= TRECHO DO DOCUMENTO =
A Cidade dos Loucos… Triste sina de Policarpo Quaresma. A fama vem dos hospícios que a cidade ganhou como “presente” político, como se doidos fossem produto de exportação. De certa forma foram, porque Barbacena, de seus “campos de concentração” oficiais e tolerados, exportava cadáveres para várias escolas de medicina em todo o estado.
Não sei em que Brahmas, em que brumas, Barbacena se perdeu…
Seu tão famoso e cantado céu, fonte de inspiração para pintores do quilate de um Émeric Marcier, ainda é lindo porque inalcançável pela estupidez de seus filhos. Já o legado de Marcier… Nem museu ele conseguiu ter. Em uma entrevista ao saudoso Jornal do Brasil, Marcier revelou a intenção de ter seu espaço no belo casarão Conde de Prados, em frente ao Jardim do Globo, centro de Barbacena. O proprietário, temendo o tombamento da casa, demoliu-a na calada de uma noite.
Lembro-me – sorry por falar de Paris, mais uma vez, mas bela parte de minha vida lá passei – de um programa na TV francesa, sobre o escritor Georges Bernanos que, fugindo da 2ª Guerra Mundial, acabou se fixando em Barbacena. Meu pai referia-se a ele como “o maior escritor católico do mundo”… De repente, ao citar a passagem de Bernanos por Barbacena, a cidade foi definida como sendo apenas um “burgo”… Vê se pode…
Barbacena foi arrasada pela ignorância. Tiradentes, ao lado, teve sorte de ser irrelevante. Durante milênios ficou esquecida, escapou da “mudernização” e hoje é o que é.
Barbacena não teve a mesma sorte. Hoje é povoada por fantasmas e pela assombração de tudo que podia ter sido e que não foi. No lugar de sua história, de seus casarões, levantaram caixotes medonhos com pele de pastilhas e outras lepras. O pouco restante vai ser tombado, não pelo patrimônio histórico, mas pela especulação, o tempo e a estupidez. Só não derrubaram as igrejas porque é pecado.
Cidade pequena, mentes pequenas…
Aécio, Itamar e Anastasia falaram bonito. Elogiaram a cidade e seus cidadãos. Claro, eles não tinham outra opção, mas podem ter ação.
Na manhã do comício, esperando Aécio, Anastasia e Itamar, na Praça da Estação, catei coisas no chão. Essas que aí estão na ilustração: prego e metais enferrujados, chips e baterias; retrato perfeito de Barbacena, uma cidade oxidada, parada no tempo, em pleno 2010.

= LINHAS EXIBIDAS =
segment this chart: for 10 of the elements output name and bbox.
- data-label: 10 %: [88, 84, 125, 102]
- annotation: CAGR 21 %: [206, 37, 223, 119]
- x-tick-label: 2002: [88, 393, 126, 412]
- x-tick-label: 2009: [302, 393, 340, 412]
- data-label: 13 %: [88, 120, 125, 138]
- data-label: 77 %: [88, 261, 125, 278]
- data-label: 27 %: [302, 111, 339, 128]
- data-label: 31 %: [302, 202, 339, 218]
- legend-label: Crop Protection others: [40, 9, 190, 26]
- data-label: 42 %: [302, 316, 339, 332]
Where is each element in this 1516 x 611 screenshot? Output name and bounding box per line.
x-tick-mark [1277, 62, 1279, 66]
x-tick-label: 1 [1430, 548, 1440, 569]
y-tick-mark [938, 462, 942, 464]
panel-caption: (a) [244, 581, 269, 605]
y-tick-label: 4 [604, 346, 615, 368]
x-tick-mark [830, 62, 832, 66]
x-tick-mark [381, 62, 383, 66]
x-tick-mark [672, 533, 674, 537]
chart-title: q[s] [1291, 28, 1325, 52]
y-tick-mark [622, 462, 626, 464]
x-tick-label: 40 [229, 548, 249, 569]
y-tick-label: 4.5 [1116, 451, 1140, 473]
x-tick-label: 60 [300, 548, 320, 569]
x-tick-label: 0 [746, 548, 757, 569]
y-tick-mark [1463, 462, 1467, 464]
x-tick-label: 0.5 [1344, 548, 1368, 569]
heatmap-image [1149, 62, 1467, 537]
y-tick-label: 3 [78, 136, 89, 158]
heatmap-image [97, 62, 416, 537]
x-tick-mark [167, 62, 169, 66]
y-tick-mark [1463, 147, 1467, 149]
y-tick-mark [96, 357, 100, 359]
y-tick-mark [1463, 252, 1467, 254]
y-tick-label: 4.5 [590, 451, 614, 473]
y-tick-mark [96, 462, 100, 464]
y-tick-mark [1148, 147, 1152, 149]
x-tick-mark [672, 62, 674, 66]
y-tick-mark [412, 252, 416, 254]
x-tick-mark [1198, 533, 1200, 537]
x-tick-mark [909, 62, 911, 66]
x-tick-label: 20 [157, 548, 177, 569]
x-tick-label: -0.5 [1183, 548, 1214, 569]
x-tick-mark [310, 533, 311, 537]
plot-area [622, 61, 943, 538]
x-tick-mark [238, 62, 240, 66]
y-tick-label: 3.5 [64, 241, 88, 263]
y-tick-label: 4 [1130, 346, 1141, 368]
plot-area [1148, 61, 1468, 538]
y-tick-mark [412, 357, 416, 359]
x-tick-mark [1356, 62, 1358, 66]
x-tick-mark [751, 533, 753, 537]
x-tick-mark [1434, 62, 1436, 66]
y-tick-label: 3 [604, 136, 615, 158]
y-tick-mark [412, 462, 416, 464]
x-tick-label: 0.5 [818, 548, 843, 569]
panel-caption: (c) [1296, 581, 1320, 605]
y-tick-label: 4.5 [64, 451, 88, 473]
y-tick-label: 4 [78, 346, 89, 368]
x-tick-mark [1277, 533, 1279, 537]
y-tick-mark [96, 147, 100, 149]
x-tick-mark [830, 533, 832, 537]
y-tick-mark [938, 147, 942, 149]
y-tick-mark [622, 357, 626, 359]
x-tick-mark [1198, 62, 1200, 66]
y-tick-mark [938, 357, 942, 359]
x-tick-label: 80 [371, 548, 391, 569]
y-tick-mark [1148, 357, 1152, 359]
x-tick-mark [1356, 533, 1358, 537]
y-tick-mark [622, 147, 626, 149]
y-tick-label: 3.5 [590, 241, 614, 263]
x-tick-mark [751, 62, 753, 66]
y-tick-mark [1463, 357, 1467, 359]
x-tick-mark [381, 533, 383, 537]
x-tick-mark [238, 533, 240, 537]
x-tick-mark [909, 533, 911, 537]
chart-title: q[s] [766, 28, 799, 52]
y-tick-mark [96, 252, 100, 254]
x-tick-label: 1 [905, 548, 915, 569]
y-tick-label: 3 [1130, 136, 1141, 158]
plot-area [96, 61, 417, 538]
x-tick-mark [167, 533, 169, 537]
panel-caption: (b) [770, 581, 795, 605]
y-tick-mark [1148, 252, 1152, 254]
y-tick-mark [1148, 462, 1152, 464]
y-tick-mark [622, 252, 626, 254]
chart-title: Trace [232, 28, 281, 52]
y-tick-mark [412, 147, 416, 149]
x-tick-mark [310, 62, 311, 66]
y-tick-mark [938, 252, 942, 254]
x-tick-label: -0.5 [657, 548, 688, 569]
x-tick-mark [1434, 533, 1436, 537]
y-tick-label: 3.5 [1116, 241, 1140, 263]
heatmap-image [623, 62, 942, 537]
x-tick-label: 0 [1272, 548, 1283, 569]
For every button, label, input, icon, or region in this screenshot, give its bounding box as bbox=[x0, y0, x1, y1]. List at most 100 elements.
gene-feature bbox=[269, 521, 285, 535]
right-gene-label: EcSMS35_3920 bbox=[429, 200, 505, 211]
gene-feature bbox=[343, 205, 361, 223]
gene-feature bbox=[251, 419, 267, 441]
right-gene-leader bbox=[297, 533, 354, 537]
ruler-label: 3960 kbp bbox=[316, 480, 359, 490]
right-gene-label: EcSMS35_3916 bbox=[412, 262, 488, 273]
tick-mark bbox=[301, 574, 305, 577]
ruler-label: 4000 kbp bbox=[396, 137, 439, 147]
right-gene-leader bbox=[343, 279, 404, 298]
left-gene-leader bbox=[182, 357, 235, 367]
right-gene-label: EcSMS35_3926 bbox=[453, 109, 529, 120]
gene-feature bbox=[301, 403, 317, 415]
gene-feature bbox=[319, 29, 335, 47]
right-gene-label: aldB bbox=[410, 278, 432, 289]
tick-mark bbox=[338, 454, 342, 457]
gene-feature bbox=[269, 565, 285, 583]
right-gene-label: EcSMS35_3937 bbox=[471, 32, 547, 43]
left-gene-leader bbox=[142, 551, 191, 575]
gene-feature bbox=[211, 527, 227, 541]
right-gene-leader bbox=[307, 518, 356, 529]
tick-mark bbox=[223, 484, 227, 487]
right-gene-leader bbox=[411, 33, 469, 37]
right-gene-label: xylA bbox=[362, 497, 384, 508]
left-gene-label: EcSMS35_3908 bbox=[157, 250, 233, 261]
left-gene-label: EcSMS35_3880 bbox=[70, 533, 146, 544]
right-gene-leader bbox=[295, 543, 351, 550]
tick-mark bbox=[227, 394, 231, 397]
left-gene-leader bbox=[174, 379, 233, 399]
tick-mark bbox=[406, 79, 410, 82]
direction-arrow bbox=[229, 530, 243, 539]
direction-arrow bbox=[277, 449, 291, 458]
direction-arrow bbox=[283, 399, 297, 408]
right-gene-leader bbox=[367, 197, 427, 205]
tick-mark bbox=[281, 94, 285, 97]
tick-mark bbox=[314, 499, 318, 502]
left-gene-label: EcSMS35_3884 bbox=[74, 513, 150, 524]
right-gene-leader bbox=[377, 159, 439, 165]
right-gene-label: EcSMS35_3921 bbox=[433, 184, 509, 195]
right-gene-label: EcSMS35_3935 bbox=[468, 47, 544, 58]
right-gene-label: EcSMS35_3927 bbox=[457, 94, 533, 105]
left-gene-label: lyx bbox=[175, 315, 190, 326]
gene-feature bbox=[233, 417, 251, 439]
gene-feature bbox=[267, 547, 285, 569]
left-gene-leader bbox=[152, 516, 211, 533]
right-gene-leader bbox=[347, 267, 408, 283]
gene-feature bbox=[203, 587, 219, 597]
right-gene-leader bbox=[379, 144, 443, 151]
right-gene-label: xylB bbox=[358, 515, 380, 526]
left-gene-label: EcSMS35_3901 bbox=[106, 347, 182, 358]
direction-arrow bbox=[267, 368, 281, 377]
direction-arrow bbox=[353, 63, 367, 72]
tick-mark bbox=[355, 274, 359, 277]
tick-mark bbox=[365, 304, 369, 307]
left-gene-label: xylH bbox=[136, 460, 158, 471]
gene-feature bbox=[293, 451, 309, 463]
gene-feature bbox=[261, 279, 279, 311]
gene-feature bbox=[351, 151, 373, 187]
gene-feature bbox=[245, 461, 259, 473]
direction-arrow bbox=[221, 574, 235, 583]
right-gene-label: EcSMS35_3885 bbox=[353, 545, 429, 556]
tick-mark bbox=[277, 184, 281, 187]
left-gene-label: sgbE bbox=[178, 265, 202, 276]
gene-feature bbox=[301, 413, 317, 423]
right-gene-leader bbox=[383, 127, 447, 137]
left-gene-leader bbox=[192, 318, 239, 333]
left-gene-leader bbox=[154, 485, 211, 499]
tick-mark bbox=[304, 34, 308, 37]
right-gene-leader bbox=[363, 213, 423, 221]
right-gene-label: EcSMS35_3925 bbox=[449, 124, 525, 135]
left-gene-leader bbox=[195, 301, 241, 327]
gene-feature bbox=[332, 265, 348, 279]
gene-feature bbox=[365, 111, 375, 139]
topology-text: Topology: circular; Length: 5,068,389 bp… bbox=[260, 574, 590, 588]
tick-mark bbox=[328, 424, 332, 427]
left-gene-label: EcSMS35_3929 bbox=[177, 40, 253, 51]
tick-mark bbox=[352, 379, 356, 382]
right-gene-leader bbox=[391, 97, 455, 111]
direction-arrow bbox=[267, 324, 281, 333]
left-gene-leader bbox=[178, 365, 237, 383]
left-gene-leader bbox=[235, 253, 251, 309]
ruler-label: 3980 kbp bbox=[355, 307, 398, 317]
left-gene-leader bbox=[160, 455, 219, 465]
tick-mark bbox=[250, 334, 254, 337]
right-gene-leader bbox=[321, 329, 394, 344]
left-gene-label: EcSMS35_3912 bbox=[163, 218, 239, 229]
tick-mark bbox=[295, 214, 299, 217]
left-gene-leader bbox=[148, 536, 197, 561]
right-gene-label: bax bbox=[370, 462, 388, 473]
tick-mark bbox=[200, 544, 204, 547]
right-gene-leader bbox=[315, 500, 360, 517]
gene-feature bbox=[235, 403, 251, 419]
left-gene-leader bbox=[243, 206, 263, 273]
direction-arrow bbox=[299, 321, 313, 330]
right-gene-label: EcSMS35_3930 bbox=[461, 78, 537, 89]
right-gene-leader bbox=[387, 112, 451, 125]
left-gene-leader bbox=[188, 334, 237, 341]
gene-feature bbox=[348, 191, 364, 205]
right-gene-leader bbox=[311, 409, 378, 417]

= LISTA DE ATIVIDADES =
**A.** No trecho sobre Barbacena, renomeie "Jardim do Globo" para "Praça do Globo" e reproduza a passagem de "A Cidade dos" a "de uma noite.".
**B.** Segundo o trecho sobre Barbacena, por que o proprietário do casarão Conde de Prados o demoliu?

= EXERCÍCIO RESOLVIDO =
**A.**
A Cidade dos Loucos… Triste sina de Policarpo Quaresma. A fama vem dos hospícios que a cidade ganhou como “presente” político, como se doidos fossem produto de exportação. De certa forma foram, porque Barbacena, de seus “campos de concentração” oficiais e tolerados, exportava cadáveres para várias escolas de medicina em todo o estado.
Não sei em que Brahmas, em que brumas, Barbacena se perdeu…
Seu tão famoso e cantado céu, fonte de inspiração para pintores do quilate de um Émeric Marcier, ainda é lindo porque inalcançável pela estupidez de seus filhos. Já o legado de Marcier… Nem museu ele conseguiu ter. Em uma entrevista ao saudoso Jornal do Brasil, Marcier revelou a intenção de ter seu espaço no belo casarão Conde de Prados, em frente ao Praça do Globo, centro de Barbacena. O proprietário, temendo o tombamento da casa, demoliu-a na calada de uma noite.

**B.** O proprietário demoliu o casarão na calada de uma noite porque temia o tombamento da casa.